● **TASK OBJECTIVE**
Return the listing below word for word.

● **DATA TO PROCESS**
────────

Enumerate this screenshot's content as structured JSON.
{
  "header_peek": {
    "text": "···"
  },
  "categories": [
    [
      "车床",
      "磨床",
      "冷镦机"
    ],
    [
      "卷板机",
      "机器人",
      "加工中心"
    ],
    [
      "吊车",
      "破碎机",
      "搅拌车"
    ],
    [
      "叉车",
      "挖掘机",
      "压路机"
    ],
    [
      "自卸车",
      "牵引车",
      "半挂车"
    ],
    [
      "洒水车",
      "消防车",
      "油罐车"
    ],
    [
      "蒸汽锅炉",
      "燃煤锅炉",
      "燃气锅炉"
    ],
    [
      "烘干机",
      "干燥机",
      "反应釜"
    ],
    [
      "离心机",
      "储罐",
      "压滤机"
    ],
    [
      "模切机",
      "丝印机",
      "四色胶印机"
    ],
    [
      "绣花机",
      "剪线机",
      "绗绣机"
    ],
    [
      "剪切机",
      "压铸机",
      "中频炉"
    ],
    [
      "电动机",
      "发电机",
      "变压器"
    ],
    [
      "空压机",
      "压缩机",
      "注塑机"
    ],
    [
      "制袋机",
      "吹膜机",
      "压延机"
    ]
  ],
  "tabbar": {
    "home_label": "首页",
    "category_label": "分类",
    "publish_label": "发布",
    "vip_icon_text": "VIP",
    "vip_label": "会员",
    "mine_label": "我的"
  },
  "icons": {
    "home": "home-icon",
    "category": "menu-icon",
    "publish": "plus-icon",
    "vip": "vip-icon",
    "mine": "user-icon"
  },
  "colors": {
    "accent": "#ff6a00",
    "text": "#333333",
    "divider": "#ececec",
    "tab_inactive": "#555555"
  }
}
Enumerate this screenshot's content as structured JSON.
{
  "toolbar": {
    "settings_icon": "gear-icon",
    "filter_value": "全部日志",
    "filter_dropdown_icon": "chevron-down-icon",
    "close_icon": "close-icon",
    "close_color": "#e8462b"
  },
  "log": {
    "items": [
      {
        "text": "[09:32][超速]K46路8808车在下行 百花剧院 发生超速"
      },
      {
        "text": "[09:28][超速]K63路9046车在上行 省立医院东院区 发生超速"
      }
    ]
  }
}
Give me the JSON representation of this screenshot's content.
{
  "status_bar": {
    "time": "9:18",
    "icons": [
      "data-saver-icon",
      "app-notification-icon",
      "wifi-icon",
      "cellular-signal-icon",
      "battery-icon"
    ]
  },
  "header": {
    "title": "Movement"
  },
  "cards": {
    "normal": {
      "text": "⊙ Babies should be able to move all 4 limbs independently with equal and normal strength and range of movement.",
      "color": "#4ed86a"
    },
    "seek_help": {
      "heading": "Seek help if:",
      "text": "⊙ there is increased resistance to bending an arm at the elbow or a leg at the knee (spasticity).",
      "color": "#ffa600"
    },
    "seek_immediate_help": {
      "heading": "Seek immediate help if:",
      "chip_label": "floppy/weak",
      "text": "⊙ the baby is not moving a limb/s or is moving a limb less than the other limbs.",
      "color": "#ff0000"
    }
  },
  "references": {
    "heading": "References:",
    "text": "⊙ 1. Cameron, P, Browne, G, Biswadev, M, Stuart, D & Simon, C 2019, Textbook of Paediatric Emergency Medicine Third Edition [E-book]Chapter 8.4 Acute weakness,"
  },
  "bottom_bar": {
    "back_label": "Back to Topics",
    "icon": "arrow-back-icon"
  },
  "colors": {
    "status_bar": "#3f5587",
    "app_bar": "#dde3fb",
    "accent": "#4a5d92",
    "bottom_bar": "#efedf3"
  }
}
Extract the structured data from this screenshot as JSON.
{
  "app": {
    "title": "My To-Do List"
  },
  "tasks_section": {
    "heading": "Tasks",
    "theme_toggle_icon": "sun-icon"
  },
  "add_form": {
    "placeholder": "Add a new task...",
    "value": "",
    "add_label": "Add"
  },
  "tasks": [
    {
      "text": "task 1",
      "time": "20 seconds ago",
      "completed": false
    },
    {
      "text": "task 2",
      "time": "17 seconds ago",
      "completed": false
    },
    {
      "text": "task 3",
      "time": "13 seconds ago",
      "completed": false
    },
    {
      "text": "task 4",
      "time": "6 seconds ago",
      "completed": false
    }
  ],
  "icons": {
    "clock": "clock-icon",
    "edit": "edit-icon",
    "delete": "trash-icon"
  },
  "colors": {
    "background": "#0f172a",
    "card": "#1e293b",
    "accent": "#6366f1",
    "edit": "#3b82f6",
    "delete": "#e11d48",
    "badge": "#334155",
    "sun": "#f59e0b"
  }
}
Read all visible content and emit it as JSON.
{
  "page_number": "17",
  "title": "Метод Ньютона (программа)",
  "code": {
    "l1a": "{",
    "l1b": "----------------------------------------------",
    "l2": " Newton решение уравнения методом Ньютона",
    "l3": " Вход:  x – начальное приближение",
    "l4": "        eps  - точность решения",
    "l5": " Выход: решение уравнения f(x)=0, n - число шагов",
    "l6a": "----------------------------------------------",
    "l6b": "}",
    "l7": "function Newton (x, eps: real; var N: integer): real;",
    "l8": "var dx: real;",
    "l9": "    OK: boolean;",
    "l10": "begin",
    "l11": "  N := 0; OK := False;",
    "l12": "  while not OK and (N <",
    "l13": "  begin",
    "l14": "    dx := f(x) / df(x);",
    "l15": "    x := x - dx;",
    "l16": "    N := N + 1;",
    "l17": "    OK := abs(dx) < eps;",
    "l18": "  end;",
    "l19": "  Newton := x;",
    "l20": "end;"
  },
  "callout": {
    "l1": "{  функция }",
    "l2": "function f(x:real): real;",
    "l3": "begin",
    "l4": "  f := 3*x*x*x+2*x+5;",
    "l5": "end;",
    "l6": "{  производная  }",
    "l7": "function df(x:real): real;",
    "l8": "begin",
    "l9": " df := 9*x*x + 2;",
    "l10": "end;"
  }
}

────────

● **TASK SOLUTION**
Enumerate this screenshot's content as structured JSON.
{
  "header_peek": {
    "text": "···"
  },
  "categories": [
    [
      "车床",
      "磨床",
      "冷镦机"
    ],
    [
      "卷板机",
      "机器人",
      "加工中心"
    ],
    [
      "吊车",
      "破碎机",
      "搅拌车"
    ],
    [
      "叉车",
      "挖掘机",
      "压路机"
    ],
    [
      "自卸车",
      "牵引车",
      "半挂车"
    ],
    [
      "洒水车",
      "消防车",
      "油罐车"
    ],
    [
      "蒸汽锅炉",
      "燃煤锅炉",
      "燃气锅炉"
    ],
    [
      "烘干机",
      "干燥机",
      "反应釜"
    ],
    [
      "离心机",
      "储罐",
      "压滤机"
    ],
    [
      "模切机",
      "丝印机",
      "四色胶印机"
    ],
    [
      "绣花机",
      "剪线机",
      "绗绣机"
    ],
    [
      "剪切机",
      "压铸机",
      "中频炉"
    ],
    [
      "电动机",
      "发电机",
      "变压器"
    ],
    [
      "空压机",
      "压缩机",
      "注塑机"
    ],
    [
      "制袋机",
      "吹膜机",
      "压延机"
    ]
  ],
  "tabbar": {
    "home_label": "首页",
    "category_label": "分类",
    "publish_label": "发布",
    "vip_icon_text": "VIP",
    "vip_label": "会员",
    "mine_label": "我的"
  },
  "icons": {
    "home": "home-icon",
    "category": "menu-icon",
    "publish": "plus-icon",
    "vip": "vip-icon",
    "mine": "user-icon"
  },
  "colors": {
    "accent": "#ff6a00",
    "text": "#333333",
    "divider": "#ececec",
    "tab_inactive": "#555555"
  }
}
Enumerate this screenshot's content as structured JSON.
{
  "toolbar": {
    "settings_icon": "gear-icon",
    "filter_value": "全部日志",
    "filter_dropdown_icon": "chevron-down-icon",
    "close_icon": "close-icon",
    "close_color": "#e8462b"
  },
  "log": {
    "items": [
      {
        "text": "[09:32][超速]K46路8808车在下行 百花剧院 发生超速"
      },
      {
        "text": "[09:28][超速]K63路9046车在上行 省立医院东院区 发生超速"
      }
    ]
  }
}
Give me the JSON representation of this screenshot's content.
{
  "status_bar": {
    "time": "9:18",
    "icons": [
      "data-saver-icon",
      "app-notification-icon",
      "wifi-icon",
      "cellular-signal-icon",
      "battery-icon"
    ]
  },
  "header": {
    "title": "Movement"
  },
  "cards": {
    "normal": {
      "text": "⊙ Babies should be able to move all 4 limbs independently with equal and normal strength and range of movement.",
      "color": "#4ed86a"
    },
    "seek_help": {
      "heading": "Seek help if:",
      "text": "⊙ there is increased resistance to bending an arm at the elbow or a leg at the knee (spasticity).",
      "color": "#ffa600"
    },
    "seek_immediate_help": {
      "heading": "Seek immediate help if:",
      "chip_label": "floppy/weak",
      "text": "⊙ the baby is not moving a limb/s or is moving a limb less than the other limbs.",
      "color": "#ff0000"
    }
  },
  "references": {
    "heading": "References:",
    "text": "⊙ 1. Cameron, P, Browne, G, Biswadev, M, Stuart, D & Simon, C 2019, Textbook of Paediatric Emergency Medicine Third Edition [E-book]Chapter 8.4 Acute weakness,"
  },
  "bottom_bar": {
    "back_label": "Back to Topics",
    "icon": "arrow-back-icon"
  },
  "colors": {
    "status_bar": "#3f5587",
    "app_bar": "#dde3fb",
    "accent": "#4a5d92",
    "bottom_bar": "#efedf3"
  }
}
Extract the structured data from this screenshot as JSON.
{
  "app": {
    "title": "My To-Do List"
  },
  "tasks_section": {
    "heading": "Tasks",
    "theme_toggle_icon": "sun-icon"
  },
  "add_form": {
    "placeholder": "Add a new task...",
    "value": "",
    "add_label": "Add"
  },
  "tasks": [
    {
      "text": "task 1",
      "time": "20 seconds ago",
      "completed": false
    },
    {
      "text": "task 2",
      "time": "17 seconds ago",
      "completed": false
    },
    {
      "text": "task 3",
      "time": "13 seconds ago",
      "completed": false
    },
    {
      "text": "task 4",
      "time": "6 seconds ago",
      "completed": false
    }
  ],
  "icons": {
    "clock": "clock-icon",
    "edit": "edit-icon",
    "delete": "trash-icon"
  },
  "colors": {
    "background": "#0f172a",
    "card": "#1e293b",
    "accent": "#6366f1",
    "edit": "#3b82f6",
    "delete": "#e11d48",
    "badge": "#334155",
    "sun": "#f59e0b"
  }
}
Read all visible content and emit it as JSON.
{
  "page_number": "17",
  "title": "Метод Ньютона (программа)",
  "code": {
    "l1a": "{",
    "l1b": "----------------------------------------------",
    "l2": " Newton решение уравнения методом Ньютона",
    "l3": " Вход:  x – начальное приближение",
    "l4": "        eps  - точность решения",
    "l5": " Выход: решение уравнения f(x)=0, n - число шагов",
    "l6a": "----------------------------------------------",
    "l6b": "}",
    "l7": "function Newton (x, eps: real; var N: integer): real;",
    "l8": "var dx: real;",
    "l9": "    OK: boolean;",
    "l10": "begin",
    "l11": "  N := 0; OK := False;",
    "l12": "  while not OK and (N <",
    "l13": "  begin",
    "l14": "    dx := f(x) / df(x);",
    "l15": "    x := x - dx;",
    "l16": "    N := N + 1;",
    "l17": "    OK := abs(dx) < eps;",
    "l18": "  end;",
    "l19": "  Newton := x;",
    "l20": "end;"
  },
  "callout": {
    "l1": "{  функция }",
    "l2": "function f(x:real): real;",
    "l3": "begin",
    "l4": "  f := 3*x*x*x+2*x+5;",
    "l5": "end;",
    "l6": "{  производная  }",
    "l7": "function df(x:real): real;",
    "l8": "begin",
    "l9": " df := 9*x*x + 2;",
    "l10": "end;"
  }
}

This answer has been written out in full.